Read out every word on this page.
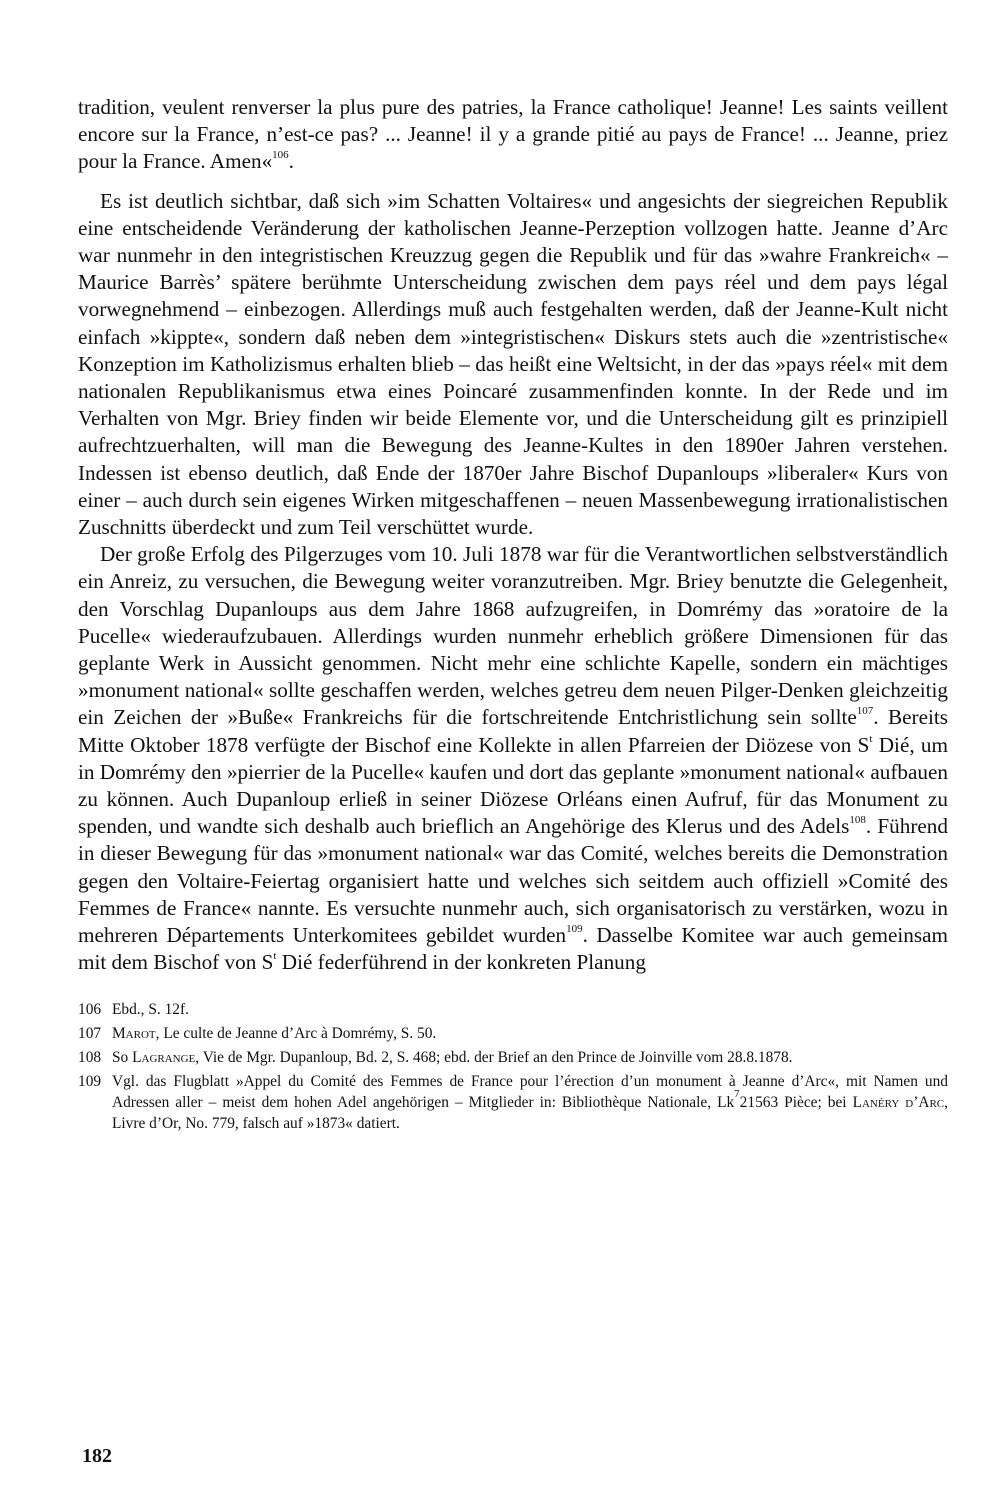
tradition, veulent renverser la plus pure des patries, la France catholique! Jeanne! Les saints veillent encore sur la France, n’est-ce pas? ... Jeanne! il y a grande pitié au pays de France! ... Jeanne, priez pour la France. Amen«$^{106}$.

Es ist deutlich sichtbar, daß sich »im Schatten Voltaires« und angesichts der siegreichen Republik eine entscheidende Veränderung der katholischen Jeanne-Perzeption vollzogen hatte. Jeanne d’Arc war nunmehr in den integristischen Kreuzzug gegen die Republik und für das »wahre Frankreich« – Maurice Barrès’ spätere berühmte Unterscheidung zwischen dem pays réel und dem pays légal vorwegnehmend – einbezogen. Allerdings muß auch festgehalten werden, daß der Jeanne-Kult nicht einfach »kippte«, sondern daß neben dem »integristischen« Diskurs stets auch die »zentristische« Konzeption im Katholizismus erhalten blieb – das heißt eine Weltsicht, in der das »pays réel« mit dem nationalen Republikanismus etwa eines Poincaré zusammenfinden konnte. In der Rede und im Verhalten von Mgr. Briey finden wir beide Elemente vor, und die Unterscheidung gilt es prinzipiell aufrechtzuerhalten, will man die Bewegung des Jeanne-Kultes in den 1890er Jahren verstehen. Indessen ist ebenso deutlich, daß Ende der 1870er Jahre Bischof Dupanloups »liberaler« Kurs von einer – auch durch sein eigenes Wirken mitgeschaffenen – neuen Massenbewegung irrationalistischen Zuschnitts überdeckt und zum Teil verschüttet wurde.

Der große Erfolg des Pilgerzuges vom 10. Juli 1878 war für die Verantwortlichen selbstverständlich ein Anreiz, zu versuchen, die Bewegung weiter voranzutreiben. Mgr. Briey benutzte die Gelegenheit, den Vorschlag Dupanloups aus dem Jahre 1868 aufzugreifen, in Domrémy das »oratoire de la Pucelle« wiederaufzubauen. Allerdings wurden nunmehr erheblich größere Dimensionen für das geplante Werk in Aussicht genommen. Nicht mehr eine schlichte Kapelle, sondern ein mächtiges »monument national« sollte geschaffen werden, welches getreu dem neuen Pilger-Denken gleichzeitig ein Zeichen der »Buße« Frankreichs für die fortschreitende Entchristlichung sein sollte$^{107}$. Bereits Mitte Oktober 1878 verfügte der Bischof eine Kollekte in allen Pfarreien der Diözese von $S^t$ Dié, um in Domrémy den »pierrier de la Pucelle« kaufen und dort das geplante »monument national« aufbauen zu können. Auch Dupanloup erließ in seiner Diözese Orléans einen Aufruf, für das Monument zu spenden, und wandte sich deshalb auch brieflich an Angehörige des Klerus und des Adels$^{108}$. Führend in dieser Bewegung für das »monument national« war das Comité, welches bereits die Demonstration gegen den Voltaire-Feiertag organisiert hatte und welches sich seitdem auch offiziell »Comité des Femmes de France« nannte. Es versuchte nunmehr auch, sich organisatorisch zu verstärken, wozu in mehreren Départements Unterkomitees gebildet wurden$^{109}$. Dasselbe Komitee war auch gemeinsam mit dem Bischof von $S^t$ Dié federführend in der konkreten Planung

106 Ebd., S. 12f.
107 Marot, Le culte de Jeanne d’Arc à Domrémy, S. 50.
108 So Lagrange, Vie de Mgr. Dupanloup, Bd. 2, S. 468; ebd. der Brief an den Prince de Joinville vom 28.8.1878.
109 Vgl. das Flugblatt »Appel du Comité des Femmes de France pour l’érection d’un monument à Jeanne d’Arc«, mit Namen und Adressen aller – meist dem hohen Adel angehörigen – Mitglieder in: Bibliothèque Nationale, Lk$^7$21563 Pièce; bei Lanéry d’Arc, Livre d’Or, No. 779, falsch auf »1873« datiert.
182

==============================

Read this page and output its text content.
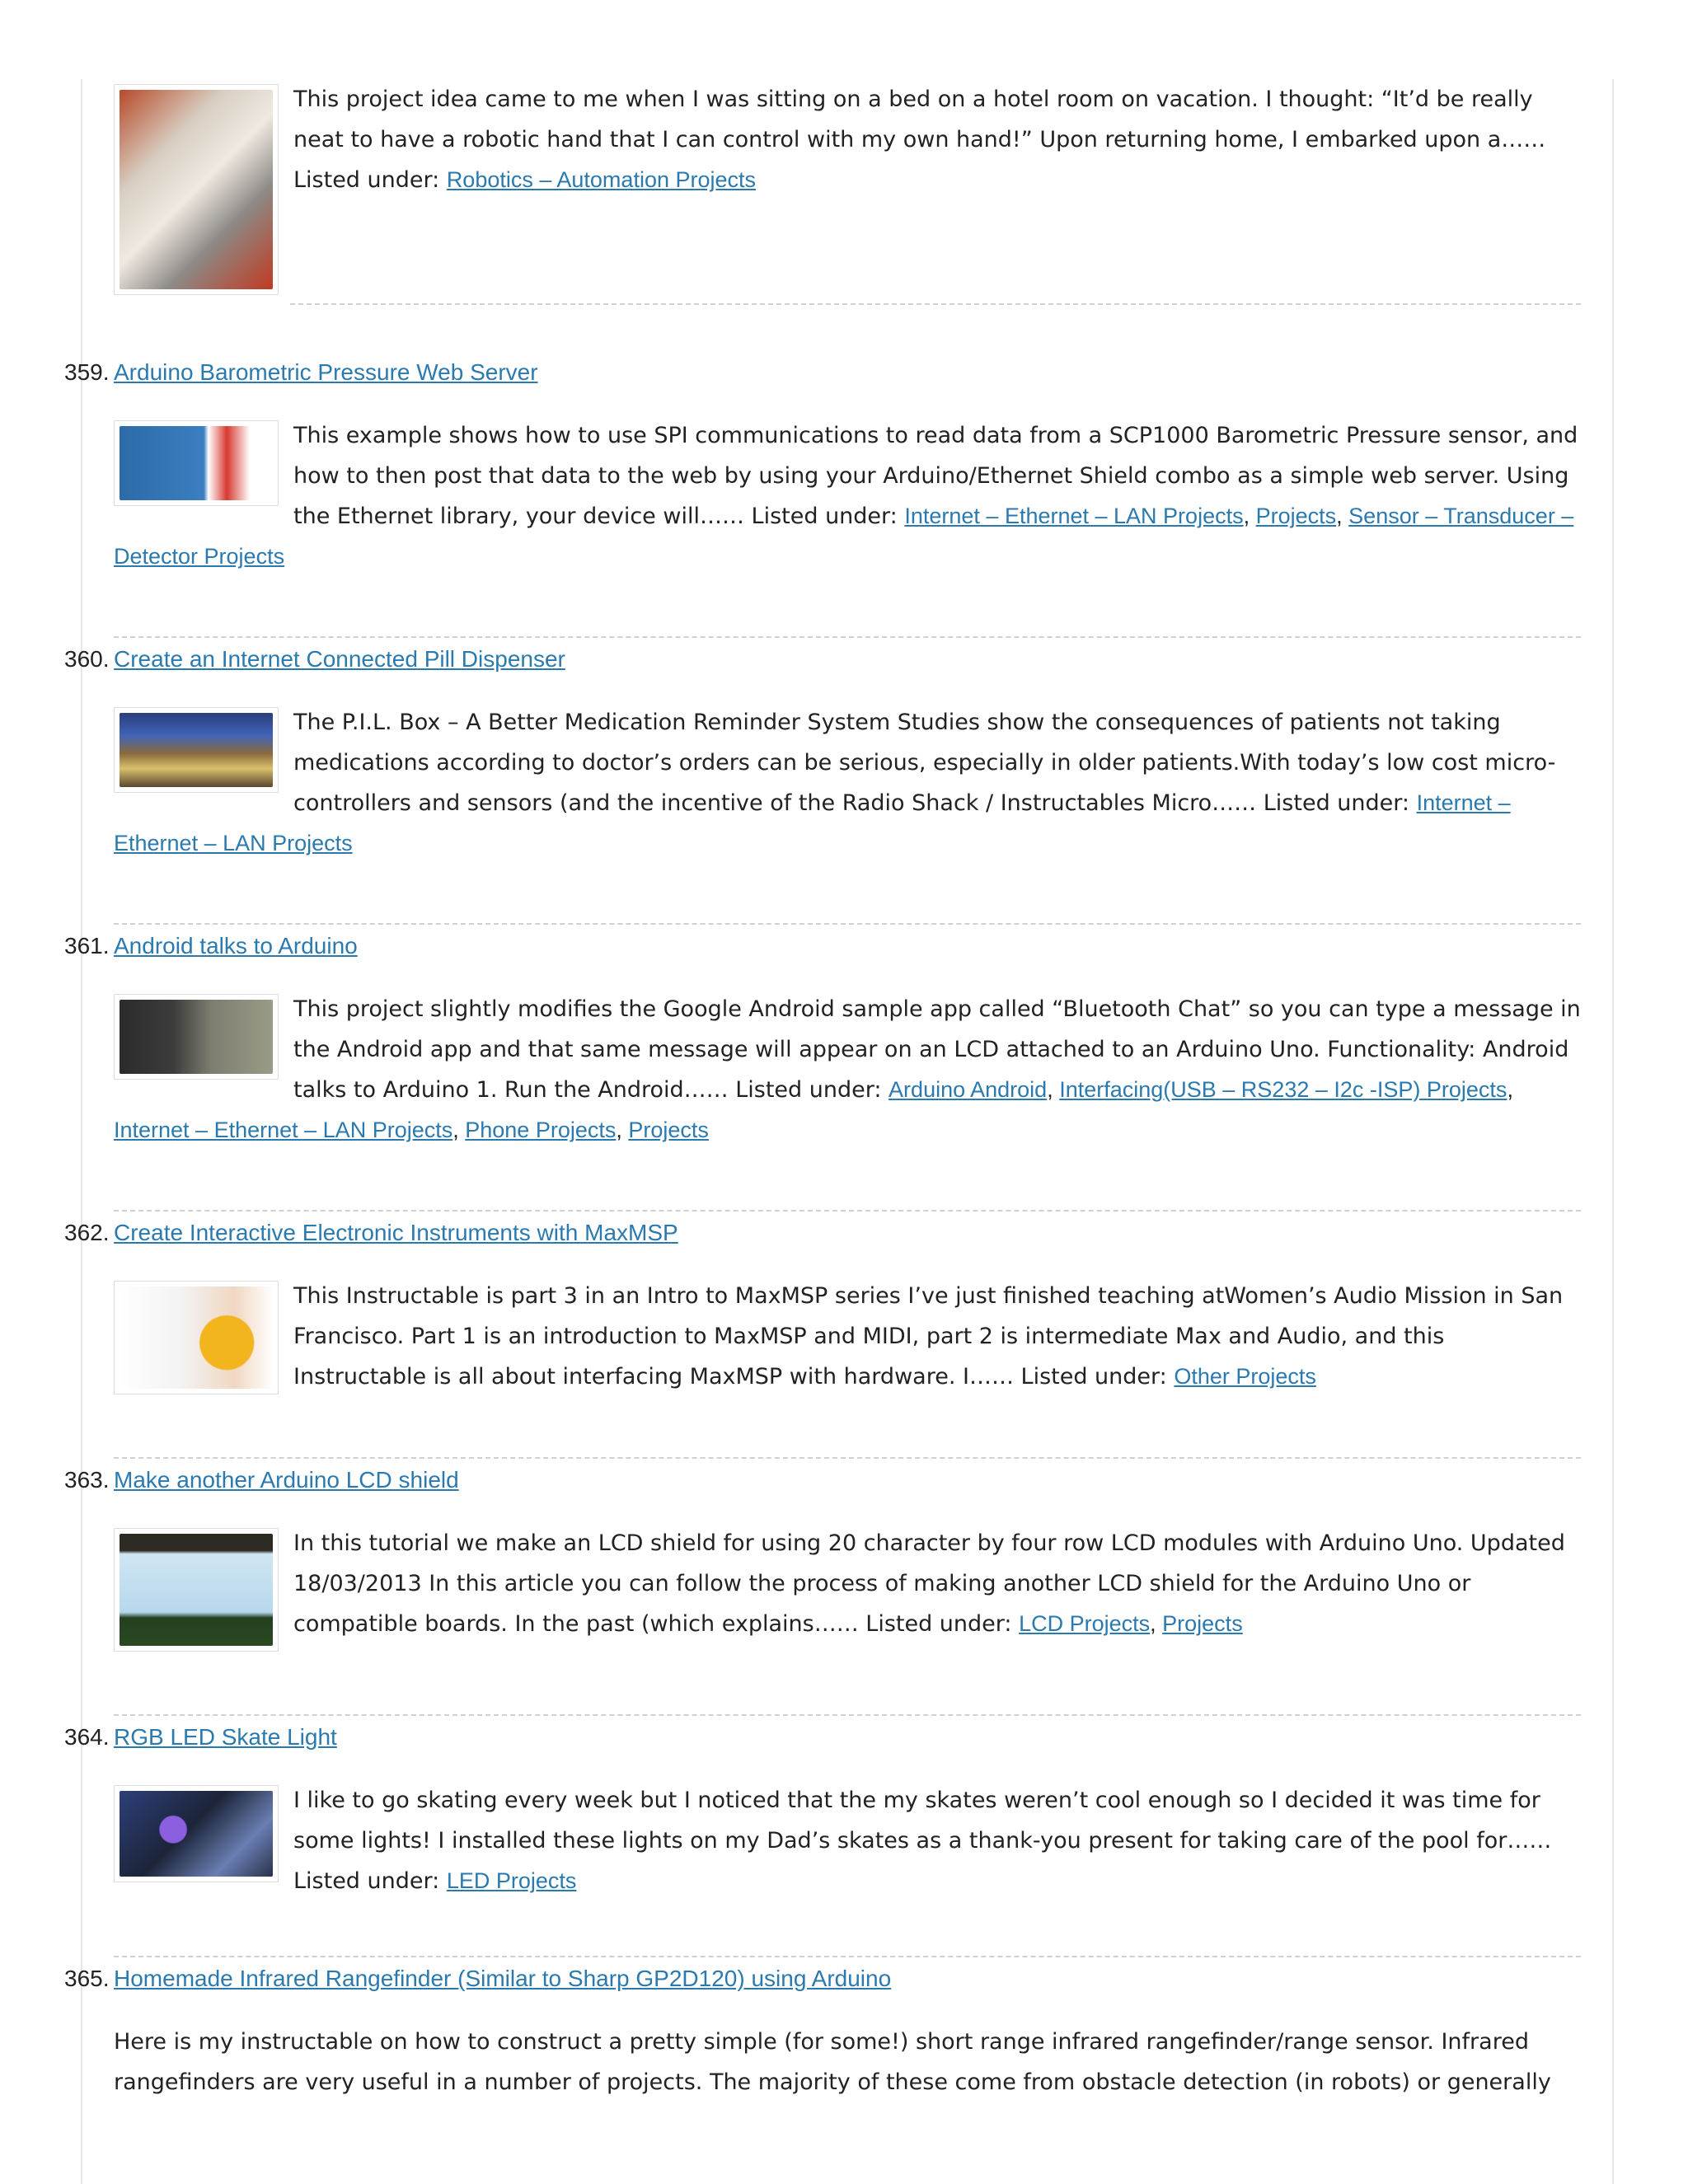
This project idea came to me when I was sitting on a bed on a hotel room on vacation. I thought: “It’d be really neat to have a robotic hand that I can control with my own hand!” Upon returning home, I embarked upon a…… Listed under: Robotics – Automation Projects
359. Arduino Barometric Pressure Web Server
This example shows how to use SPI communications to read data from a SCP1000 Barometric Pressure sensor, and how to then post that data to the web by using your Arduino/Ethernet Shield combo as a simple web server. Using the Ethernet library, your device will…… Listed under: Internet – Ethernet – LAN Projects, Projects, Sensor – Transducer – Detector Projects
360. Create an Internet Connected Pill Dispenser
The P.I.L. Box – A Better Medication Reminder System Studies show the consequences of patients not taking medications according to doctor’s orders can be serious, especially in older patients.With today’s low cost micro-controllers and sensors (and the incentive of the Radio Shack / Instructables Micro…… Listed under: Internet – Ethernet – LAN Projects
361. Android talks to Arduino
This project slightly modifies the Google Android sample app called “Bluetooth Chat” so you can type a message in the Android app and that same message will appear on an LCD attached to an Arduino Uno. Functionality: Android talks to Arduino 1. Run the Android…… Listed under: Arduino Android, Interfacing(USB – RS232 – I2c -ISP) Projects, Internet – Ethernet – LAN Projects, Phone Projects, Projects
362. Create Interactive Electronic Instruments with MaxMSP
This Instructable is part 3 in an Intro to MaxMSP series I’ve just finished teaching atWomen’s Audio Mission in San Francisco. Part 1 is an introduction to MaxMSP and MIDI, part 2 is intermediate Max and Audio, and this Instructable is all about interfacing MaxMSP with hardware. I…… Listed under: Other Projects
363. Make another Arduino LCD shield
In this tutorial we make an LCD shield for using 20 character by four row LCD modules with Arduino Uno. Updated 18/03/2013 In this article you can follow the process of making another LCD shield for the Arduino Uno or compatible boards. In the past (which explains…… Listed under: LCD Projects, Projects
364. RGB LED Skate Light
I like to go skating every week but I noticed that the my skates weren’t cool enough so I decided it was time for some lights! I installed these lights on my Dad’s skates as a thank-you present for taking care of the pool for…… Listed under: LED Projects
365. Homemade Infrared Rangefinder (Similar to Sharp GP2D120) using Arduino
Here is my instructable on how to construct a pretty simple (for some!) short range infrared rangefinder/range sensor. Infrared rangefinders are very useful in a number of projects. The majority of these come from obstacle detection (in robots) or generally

==============================

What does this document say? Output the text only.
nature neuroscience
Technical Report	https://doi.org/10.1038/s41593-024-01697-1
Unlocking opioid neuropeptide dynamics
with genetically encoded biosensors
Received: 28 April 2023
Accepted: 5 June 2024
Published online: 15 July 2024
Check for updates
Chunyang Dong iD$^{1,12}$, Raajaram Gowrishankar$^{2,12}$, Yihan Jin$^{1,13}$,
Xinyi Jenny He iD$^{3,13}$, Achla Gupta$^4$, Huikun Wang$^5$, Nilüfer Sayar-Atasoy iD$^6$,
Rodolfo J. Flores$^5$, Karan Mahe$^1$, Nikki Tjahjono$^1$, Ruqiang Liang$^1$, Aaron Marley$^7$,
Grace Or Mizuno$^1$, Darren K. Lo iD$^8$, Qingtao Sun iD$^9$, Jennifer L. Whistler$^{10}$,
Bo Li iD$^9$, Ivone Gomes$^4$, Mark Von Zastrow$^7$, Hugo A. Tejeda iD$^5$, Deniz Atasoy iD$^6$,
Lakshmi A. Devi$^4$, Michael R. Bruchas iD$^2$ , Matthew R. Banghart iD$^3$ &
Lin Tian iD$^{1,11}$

==============================

**EXERCISE GOAL:**
What is needed here is one number: how many lines of the entries hold the string "these".

**RESULT OF THE EXERCISE:**
2